[start DATA FOR THE TASK]
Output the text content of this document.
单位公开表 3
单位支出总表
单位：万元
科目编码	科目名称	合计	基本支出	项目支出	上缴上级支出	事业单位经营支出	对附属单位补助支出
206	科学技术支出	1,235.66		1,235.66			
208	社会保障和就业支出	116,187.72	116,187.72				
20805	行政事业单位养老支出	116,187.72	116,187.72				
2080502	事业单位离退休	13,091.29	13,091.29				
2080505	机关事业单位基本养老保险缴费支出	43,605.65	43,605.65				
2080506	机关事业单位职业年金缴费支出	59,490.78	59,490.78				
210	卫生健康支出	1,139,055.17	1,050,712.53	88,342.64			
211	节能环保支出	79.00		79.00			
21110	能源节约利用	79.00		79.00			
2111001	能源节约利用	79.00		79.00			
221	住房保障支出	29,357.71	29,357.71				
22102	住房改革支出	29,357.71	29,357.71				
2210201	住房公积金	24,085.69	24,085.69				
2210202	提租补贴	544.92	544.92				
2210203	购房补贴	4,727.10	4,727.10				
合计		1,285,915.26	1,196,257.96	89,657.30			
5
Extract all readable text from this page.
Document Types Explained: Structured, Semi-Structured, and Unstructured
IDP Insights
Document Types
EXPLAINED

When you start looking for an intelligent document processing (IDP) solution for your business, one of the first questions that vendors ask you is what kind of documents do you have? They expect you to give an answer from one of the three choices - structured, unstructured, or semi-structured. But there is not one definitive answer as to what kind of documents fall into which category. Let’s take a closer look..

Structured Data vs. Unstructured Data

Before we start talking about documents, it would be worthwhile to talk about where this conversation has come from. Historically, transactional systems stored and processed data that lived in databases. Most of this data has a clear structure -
[end DATA FOR THE TASK]
From the records above, copy every line that holds the word "Types".

Document Types Explained: Structured, Semi-Structured, and Unstructured
Document Types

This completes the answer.